__Goal__: Locate every line in the records below that holds the word "this" and return each one.

————

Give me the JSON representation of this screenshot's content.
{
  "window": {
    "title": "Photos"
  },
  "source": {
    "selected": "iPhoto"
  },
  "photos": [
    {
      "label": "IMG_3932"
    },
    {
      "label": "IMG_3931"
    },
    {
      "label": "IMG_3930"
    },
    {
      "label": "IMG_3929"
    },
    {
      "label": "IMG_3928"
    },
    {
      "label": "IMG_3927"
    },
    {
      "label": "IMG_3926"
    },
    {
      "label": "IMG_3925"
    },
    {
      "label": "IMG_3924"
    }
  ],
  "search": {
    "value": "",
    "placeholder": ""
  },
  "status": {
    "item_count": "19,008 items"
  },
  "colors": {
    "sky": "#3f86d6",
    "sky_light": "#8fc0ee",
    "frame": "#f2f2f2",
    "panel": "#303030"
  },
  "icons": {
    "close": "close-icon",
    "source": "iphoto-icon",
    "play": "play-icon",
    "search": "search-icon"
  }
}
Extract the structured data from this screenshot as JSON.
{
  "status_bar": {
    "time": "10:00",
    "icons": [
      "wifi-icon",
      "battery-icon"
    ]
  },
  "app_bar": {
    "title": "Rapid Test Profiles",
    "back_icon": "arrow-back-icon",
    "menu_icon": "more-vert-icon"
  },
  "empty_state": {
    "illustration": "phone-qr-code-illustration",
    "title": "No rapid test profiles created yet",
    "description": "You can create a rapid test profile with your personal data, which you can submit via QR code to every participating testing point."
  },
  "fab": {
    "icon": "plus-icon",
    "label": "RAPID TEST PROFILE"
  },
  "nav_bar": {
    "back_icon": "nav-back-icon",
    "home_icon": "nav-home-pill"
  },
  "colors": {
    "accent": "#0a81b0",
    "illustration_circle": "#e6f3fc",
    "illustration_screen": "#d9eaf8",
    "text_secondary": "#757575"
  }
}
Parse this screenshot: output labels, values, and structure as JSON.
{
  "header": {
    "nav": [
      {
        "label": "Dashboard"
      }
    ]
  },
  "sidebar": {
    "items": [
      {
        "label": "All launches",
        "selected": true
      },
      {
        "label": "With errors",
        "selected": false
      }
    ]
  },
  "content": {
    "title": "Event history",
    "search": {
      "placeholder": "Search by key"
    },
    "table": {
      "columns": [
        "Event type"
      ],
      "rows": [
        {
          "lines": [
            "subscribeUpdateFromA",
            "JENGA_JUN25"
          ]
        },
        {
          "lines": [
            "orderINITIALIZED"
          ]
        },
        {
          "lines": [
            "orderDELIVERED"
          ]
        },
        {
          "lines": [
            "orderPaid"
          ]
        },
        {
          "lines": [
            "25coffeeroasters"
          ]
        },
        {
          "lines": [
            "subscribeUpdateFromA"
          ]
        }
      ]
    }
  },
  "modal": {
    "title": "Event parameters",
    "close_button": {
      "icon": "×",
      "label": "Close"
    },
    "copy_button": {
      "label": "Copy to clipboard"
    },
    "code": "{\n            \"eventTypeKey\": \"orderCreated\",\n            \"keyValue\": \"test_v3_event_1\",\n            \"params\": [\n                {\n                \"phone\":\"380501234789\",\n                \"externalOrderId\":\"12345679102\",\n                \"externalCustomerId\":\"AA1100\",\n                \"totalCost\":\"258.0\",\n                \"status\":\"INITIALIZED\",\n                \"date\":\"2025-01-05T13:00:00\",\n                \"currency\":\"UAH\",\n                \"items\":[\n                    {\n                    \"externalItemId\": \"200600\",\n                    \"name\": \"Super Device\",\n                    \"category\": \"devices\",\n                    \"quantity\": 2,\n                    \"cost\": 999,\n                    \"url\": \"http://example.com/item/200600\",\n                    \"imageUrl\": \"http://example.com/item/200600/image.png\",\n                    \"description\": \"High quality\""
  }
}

————

__Exercise result__:
Give me the JSON representation of this screenshot's content.
Extract the structured data from this screenshot as JSON.
Parse this screenshot: output labels, values, and structure as JSON.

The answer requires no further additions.